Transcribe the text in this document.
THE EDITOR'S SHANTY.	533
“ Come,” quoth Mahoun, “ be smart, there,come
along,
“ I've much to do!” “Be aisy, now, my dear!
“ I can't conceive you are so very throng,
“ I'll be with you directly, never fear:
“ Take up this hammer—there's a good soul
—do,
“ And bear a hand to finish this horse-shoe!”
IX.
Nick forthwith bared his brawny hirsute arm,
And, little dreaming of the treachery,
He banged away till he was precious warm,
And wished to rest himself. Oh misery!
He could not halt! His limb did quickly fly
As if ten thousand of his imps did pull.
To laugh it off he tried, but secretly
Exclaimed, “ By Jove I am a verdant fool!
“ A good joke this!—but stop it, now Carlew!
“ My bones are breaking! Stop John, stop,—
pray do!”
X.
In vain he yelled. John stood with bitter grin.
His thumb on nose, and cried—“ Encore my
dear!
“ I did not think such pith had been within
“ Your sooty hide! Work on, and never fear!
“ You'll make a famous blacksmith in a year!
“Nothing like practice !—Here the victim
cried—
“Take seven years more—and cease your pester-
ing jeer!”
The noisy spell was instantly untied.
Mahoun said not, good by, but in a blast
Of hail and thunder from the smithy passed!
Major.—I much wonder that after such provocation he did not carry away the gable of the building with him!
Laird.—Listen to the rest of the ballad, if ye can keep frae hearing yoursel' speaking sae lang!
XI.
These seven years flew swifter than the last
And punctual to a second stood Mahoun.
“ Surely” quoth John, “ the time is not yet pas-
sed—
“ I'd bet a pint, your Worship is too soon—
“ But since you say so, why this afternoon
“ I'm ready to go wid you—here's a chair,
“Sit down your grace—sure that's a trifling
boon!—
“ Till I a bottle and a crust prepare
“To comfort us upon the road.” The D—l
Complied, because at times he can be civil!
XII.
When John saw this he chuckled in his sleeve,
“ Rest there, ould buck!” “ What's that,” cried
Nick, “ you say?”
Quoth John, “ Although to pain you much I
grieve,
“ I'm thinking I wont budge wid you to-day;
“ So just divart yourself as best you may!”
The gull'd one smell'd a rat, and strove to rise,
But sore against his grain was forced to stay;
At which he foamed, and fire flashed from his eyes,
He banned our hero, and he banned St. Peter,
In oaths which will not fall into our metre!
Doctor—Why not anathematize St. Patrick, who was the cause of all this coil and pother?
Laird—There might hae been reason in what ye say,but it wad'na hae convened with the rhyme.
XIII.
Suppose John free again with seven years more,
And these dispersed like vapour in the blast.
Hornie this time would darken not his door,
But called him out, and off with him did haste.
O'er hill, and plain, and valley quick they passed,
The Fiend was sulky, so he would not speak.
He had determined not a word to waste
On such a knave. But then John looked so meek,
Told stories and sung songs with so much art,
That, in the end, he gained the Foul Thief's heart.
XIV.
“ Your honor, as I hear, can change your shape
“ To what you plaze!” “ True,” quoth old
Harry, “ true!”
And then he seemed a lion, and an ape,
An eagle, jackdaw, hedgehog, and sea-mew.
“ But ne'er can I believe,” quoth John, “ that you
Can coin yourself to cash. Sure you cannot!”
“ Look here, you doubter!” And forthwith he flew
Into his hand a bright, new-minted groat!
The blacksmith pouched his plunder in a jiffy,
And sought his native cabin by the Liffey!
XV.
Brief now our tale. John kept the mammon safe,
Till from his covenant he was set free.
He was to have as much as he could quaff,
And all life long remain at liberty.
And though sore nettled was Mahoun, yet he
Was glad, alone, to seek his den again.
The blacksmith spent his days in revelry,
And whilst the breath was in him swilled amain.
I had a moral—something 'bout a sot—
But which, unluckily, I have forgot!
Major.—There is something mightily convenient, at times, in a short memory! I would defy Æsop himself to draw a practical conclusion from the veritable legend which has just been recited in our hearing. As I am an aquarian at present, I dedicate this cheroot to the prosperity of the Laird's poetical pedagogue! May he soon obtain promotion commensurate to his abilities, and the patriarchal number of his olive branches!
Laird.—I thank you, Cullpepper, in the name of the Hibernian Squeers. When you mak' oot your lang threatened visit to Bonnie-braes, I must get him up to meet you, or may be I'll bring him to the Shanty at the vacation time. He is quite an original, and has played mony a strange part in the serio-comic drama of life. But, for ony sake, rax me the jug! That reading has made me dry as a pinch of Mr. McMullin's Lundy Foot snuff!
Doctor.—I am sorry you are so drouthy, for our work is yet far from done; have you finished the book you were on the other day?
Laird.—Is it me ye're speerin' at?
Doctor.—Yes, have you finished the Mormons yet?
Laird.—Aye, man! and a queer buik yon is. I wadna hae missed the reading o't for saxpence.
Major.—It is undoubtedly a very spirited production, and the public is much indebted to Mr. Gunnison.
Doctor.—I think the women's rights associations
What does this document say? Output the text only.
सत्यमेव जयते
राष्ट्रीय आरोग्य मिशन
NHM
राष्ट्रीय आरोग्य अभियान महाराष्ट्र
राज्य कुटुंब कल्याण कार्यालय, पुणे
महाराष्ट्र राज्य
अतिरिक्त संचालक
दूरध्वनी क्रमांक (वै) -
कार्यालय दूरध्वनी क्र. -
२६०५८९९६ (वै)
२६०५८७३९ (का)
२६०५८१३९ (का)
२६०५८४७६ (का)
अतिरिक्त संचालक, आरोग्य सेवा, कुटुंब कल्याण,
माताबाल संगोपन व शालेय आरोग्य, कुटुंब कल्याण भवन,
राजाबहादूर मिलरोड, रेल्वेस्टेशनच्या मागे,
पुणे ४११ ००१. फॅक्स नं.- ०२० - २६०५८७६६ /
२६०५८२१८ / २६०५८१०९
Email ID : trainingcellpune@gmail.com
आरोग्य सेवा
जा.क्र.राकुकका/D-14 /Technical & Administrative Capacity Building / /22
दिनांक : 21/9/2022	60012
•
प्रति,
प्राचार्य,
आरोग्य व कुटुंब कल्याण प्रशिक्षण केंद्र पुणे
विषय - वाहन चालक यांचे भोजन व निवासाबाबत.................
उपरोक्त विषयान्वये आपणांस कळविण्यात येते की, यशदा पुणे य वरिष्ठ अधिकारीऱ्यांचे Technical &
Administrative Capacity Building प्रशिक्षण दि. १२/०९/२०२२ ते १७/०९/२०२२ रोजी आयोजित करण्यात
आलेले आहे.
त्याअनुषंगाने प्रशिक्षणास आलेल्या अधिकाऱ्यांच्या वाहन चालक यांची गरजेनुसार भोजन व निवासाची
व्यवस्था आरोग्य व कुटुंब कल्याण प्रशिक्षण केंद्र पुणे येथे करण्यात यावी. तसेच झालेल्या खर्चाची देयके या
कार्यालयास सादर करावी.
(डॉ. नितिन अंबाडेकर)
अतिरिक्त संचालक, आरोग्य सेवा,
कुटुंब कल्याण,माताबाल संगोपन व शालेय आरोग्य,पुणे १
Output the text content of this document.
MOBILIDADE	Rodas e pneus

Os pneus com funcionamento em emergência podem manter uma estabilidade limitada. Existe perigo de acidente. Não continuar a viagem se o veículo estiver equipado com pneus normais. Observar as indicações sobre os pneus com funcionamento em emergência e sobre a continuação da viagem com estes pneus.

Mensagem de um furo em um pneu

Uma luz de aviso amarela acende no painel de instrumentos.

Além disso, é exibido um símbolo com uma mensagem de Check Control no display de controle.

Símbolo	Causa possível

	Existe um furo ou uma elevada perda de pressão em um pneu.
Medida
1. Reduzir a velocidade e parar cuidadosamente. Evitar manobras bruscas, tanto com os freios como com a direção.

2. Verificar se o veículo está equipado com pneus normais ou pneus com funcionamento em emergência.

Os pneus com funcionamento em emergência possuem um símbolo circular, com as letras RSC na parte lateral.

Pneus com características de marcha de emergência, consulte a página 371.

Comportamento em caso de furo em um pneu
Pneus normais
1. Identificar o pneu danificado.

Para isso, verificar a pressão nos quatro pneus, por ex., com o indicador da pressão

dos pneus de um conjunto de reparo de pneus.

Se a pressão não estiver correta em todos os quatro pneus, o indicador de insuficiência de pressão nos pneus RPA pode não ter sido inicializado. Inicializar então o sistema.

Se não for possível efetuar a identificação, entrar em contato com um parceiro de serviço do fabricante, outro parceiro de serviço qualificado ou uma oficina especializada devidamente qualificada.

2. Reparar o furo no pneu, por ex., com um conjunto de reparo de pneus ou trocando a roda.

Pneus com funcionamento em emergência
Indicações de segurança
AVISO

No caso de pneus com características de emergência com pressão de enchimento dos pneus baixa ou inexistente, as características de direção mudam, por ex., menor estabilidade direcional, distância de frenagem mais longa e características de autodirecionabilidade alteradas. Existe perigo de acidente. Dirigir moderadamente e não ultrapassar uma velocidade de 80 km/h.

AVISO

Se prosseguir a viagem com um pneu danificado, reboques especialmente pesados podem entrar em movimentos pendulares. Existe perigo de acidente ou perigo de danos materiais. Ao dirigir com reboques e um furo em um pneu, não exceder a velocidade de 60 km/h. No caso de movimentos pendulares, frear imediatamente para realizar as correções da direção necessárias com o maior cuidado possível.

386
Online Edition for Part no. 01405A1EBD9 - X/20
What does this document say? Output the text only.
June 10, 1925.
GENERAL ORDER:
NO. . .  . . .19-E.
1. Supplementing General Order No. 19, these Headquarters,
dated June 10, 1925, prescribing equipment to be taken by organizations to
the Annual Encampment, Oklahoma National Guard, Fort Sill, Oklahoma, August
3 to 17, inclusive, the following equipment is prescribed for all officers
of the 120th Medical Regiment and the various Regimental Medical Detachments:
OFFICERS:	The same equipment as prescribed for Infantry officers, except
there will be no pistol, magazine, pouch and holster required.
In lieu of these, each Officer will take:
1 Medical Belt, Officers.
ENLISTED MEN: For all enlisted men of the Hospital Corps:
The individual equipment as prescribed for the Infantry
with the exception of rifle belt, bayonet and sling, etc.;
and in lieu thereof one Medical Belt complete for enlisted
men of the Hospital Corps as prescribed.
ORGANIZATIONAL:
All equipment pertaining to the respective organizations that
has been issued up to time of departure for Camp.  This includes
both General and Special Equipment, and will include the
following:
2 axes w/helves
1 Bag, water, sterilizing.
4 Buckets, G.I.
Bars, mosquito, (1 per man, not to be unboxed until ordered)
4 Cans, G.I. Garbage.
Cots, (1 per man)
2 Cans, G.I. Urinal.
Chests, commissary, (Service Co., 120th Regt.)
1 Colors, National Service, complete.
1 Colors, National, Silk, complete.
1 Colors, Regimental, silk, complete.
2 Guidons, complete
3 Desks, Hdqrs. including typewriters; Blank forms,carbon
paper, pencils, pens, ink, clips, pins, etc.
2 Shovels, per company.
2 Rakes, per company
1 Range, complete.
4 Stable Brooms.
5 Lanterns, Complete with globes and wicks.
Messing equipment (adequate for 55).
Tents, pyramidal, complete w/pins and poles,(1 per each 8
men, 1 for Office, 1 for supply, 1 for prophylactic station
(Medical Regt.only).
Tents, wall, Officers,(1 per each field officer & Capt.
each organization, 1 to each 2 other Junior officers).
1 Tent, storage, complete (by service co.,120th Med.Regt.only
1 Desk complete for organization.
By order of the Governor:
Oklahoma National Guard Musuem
⁂
▶ _Goal_
Work through the records above line by line and count those that hold the string "stood". Give only the result.

▶ _Result for this task_
2